(Data entries)
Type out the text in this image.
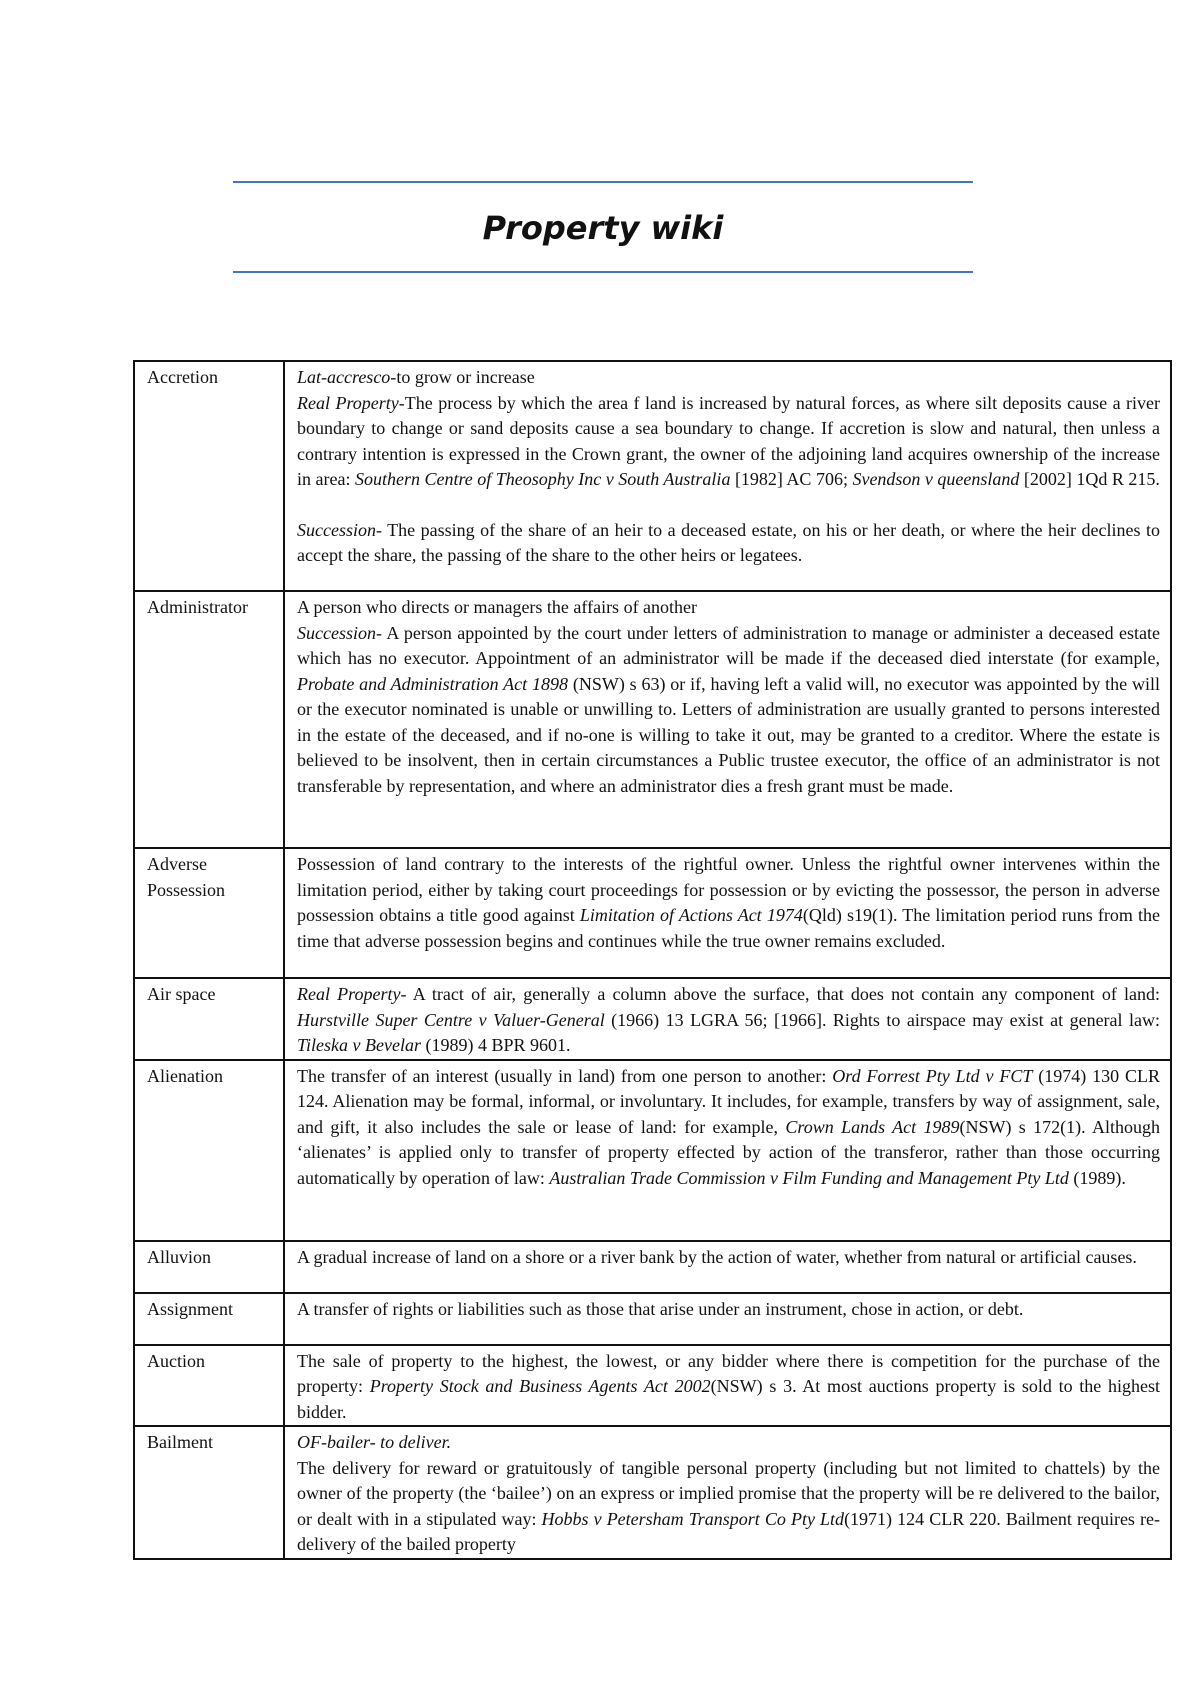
Property wiki
Accretion	Lat-accresco-to grow or increase

Real Property-The process by which the area f land is increased by natural forces, as where silt deposits cause a river boundary to change or sand deposits cause a sea boundary to change. If accretion is slow and natural, then unless a contrary intention is expressed in the Crown grant, the owner of the adjoining land acquires ownership of the increase in area: Southern Centre of Theosophy Inc v South Australia [1982] AC 706; Svendson v queensland [2002] 1Qd R 215.

Succession- The passing of the share of an heir to a deceased estate, on his or her death, or where the heir declines to accept the share, the passing of the share to the other heirs or legatees.

Administrator	A person who directs or managers the affairs of another

Succession- A person appointed by the court under letters of administration to manage or administer a deceased estate which has no executor. Appointment of an administrator will be made if the deceased died interstate (for example, Probate and Administration Act 1898 (NSW) s 63) or if, having left a valid will, no executor was appointed by the will or the executor nominated is unable or unwilling to. Letters of administration are usually granted to persons interested in the estate of the deceased, and if no-one is willing to take it out, may be granted to a creditor. Where the estate is believed to be insolvent, then in certain circumstances a Public trustee executor, the office of an administrator is not transferable by representation, and where an administrator dies a fresh grant must be made.

Adverse Possession	Possession of land contrary to the interests of the rightful owner. Unless the rightful owner intervenes within the limitation period, either by taking court proceedings for possession or by evicting the possessor, the person in adverse possession obtains a title good against Limitation of Actions Act 1974(Qld) s19(1). The limitation period runs from the time that adverse possession begins and continues while the true owner remains excluded.

Air space	Real Property- A tract of air, generally a column above the surface, that does not contain any component of land: Hurstville Super Centre v Valuer-General (1966) 13 LGRA 56; [1966]. Rights to airspace may exist at general law: Tileska v Bevelar (1989) 4 BPR 9601.

Alienation	The transfer of an interest (usually in land) from one person to another: Ord Forrest Pty Ltd v FCT (1974) 130 CLR 124. Alienation may be formal, informal, or involuntary. It includes, for example, transfers by way of assignment, sale, and gift, it also includes the sale or lease of land: for example, Crown Lands Act 1989(NSW) s 172(1). Although ‘alienates’ is applied only to transfer of property effected by action of the transferor, rather than those occurring automatically by operation of law: Australian Trade Commission v Film Funding and Management Pty Ltd (1989).

Alluvion	A gradual increase of land on a shore or a river bank by the action of water, whether from natural or artificial causes.

Assignment	A transfer of rights or liabilities such as those that arise under an instrument, chose in action, or debt.

Auction	The sale of property to the highest, the lowest, or any bidder where there is competition for the purchase of the property: Property Stock and Business Agents Act 2002(NSW) s 3. At most auctions property is sold to the highest bidder.

Bailment	OF-bailer- to deliver.

The delivery for reward or gratuitously of tangible personal property (including but not limited to chattels) by the owner of the property (the ‘bailee’) on an express or implied promise that the property will be re delivered to the bailor, or dealt with in a stipulated way: Hobbs v Petersham Transport Co Pty Ltd(1971) 124 CLR 220. Bailment requires re-delivery of the bailed property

What this task involves: Show every line that contains the word "Bailment".

Exercise response:
Bailment	OF-bailer- to deliver.
The delivery for reward or gratuitously of tangible personal property (including but not limited to chattels) by the owner of the property (the ‘bailee’) on an express or implied promise that the property will be re delivered to the bailor, or dealt with in a stipulated way: Hobbs v Petersham Transport Co Pty Ltd(1971) 124 CLR 220. Bailment requires re-delivery of the bailed property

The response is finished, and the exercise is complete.